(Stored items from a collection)
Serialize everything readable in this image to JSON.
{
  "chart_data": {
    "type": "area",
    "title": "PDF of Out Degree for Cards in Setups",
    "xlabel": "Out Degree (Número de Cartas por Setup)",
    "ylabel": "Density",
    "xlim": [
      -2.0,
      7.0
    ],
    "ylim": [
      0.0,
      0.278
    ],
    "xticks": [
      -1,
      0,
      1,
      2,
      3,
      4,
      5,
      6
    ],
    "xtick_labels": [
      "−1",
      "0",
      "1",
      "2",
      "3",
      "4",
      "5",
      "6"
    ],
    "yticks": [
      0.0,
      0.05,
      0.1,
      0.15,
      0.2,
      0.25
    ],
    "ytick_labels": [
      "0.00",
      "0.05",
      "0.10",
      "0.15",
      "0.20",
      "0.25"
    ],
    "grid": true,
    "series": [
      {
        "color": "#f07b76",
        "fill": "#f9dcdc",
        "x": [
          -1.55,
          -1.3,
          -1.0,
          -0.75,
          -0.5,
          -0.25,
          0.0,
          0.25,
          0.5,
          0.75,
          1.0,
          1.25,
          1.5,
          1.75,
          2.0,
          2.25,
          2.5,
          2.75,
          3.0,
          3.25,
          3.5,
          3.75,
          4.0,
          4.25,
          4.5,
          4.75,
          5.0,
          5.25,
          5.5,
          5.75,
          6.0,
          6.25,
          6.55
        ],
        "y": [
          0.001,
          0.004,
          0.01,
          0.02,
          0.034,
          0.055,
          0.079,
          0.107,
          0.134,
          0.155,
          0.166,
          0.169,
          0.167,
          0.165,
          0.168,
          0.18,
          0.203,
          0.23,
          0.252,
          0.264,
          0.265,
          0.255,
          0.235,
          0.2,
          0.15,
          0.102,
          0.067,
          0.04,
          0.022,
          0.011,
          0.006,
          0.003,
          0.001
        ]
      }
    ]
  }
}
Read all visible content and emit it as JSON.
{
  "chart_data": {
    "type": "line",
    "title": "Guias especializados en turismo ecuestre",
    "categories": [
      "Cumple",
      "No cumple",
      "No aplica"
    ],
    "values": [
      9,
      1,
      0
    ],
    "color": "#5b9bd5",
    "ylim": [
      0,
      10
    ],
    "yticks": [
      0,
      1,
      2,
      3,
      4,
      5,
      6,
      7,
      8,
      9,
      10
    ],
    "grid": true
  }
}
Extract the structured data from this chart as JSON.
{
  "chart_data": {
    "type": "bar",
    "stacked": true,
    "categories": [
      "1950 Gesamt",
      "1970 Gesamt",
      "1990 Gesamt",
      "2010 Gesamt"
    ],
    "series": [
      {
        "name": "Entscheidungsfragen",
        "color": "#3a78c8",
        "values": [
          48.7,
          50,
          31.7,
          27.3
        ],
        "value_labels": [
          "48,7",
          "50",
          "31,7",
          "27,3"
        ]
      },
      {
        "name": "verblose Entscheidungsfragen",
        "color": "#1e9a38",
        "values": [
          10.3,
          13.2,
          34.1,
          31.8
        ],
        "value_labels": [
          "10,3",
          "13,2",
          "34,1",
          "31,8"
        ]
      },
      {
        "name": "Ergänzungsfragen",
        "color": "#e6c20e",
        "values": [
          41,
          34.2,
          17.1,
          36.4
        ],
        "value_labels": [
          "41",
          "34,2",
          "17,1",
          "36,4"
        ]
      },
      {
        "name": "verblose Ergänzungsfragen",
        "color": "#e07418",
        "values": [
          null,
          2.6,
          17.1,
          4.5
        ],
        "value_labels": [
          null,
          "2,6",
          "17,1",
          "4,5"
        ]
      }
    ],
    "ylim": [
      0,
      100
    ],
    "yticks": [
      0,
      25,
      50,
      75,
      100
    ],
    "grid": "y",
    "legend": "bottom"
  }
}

**Work to be completed:** Generate an exact reproduction of all entries.

**Written response:**
Serialize everything readable in this image to JSON.
{
  "chart_data": {
    "type": "area",
    "title": "PDF of Out Degree for Cards in Setups",
    "xlabel": "Out Degree (Número de Cartas por Setup)",
    "ylabel": "Density",
    "xlim": [
      -2.0,
      7.0
    ],
    "ylim": [
      0.0,
      0.278
    ],
    "xticks": [
      -1,
      0,
      1,
      2,
      3,
      4,
      5,
      6
    ],
    "xtick_labels": [
      "−1",
      "0",
      "1",
      "2",
      "3",
      "4",
      "5",
      "6"
    ],
    "yticks": [
      0.0,
      0.05,
      0.1,
      0.15,
      0.2,
      0.25
    ],
    "ytick_labels": [
      "0.00",
      "0.05",
      "0.10",
      "0.15",
      "0.20",
      "0.25"
    ],
    "grid": true,
    "series": [
      {
        "color": "#f07b76",
        "fill": "#f9dcdc",
        "x": [
          -1.55,
          -1.3,
          -1.0,
          -0.75,
          -0.5,
          -0.25,
          0.0,
          0.25,
          0.5,
          0.75,
          1.0,
          1.25,
          1.5,
          1.75,
          2.0,
          2.25,
          2.5,
          2.75,
          3.0,
          3.25,
          3.5,
          3.75,
          4.0,
          4.25,
          4.5,
          4.75,
          5.0,
          5.25,
          5.5,
          5.75,
          6.0,
          6.25,
          6.55
        ],
        "y": [
          0.001,
          0.004,
          0.01,
          0.02,
          0.034,
          0.055,
          0.079,
          0.107,
          0.134,
          0.155,
          0.166,
          0.169,
          0.167,
          0.165,
          0.168,
          0.18,
          0.203,
          0.23,
          0.252,
          0.264,
          0.265,
          0.255,
          0.235,
          0.2,
          0.15,
          0.102,
          0.067,
          0.04,
          0.022,
          0.011,
          0.006,
          0.003,
          0.001
        ]
      }
    ]
  }
}
Read all visible content and emit it as JSON.
{
  "chart_data": {
    "type": "line",
    "title": "Guias especializados en turismo ecuestre",
    "categories": [
      "Cumple",
      "No cumple",
      "No aplica"
    ],
    "values": [
      9,
      1,
      0
    ],
    "color": "#5b9bd5",
    "ylim": [
      0,
      10
    ],
    "yticks": [
      0,
      1,
      2,
      3,
      4,
      5,
      6,
      7,
      8,
      9,
      10
    ],
    "grid": true
  }
}
Extract the structured data from this chart as JSON.
{
  "chart_data": {
    "type": "bar",
    "stacked": true,
    "categories": [
      "1950 Gesamt",
      "1970 Gesamt",
      "1990 Gesamt",
      "2010 Gesamt"
    ],
    "series": [
      {
        "name": "Entscheidungsfragen",
        "color": "#3a78c8",
        "values": [
          48.7,
          50,
          31.7,
          27.3
        ],
        "value_labels": [
          "48,7",
          "50",
          "31,7",
          "27,3"
        ]
      },
      {
        "name": "verblose Entscheidungsfragen",
        "color": "#1e9a38",
        "values": [
          10.3,
          13.2,
          34.1,
          31.8
        ],
        "value_labels": [
          "10,3",
          "13,2",
          "34,1",
          "31,8"
        ]
      },
      {
        "name": "Ergänzungsfragen",
        "color": "#e6c20e",
        "values": [
          41,
          34.2,
          17.1,
          36.4
        ],
        "value_labels": [
          "41",
          "34,2",
          "17,1",
          "36,4"
        ]
      },
      {
        "name": "verblose Ergänzungsfragen",
        "color": "#e07418",
        "values": [
          null,
          2.6,
          17.1,
          4.5
        ],
        "value_labels": [
          null,
          "2,6",
          "17,1",
          "4,5"
        ]
      }
    ],
    "ylim": [
      0,
      100
    ],
    "yticks": [
      0,
      25,
      50,
      75,
      100
    ],
    "grid": "y",
    "legend": "bottom"
  }
}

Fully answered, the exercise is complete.